** begin **

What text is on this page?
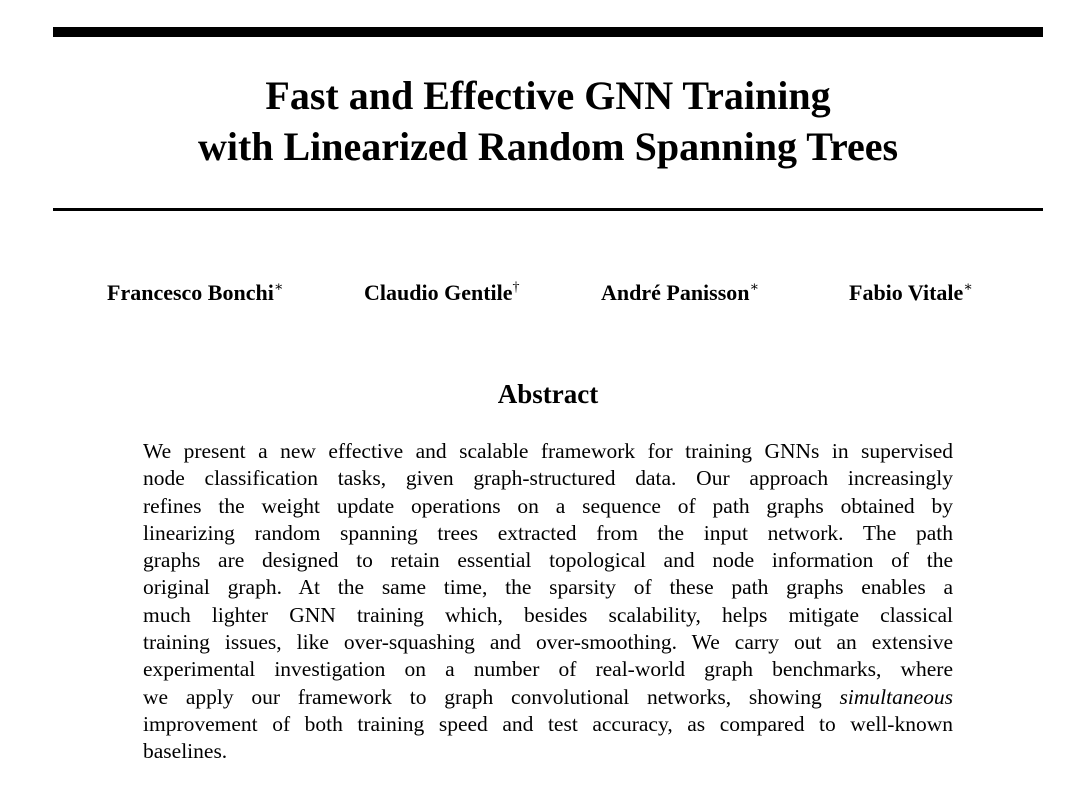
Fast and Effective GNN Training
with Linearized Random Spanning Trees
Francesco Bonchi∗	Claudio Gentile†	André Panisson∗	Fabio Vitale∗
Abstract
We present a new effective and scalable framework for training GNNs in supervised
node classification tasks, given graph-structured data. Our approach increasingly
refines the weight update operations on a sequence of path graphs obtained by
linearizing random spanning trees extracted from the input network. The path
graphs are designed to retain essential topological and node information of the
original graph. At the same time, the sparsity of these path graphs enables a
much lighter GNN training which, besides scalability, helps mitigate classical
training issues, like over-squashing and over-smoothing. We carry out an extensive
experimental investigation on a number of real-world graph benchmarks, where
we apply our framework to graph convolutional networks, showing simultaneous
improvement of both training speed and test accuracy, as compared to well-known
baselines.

** end **

* Task statement *
Write out the records above once more, word for word, with no pictures.

* Solved problem *
What text is on this page?
Fast and Effective GNN Training
with Linearized Random Spanning Trees
Francesco Bonchi∗	Claudio Gentile†	André Panisson∗	Fabio Vitale∗
Abstract
We present a new effective and scalable framework for training GNNs in supervised
node classification tasks, given graph-structured data. Our approach increasingly
refines the weight update operations on a sequence of path graphs obtained by
linearizing random spanning trees extracted from the input network. The path
graphs are designed to retain essential topological and node information of the
original graph. At the same time, the sparsity of these path graphs enables a
much lighter GNN training which, besides scalability, helps mitigate classical
training issues, like over-squashing and over-smoothing. We carry out an extensive
experimental investigation on a number of real-world graph benchmarks, where
we apply our framework to graph convolutional networks, showing simultaneous
improvement of both training speed and test accuracy, as compared to well-known
baselines.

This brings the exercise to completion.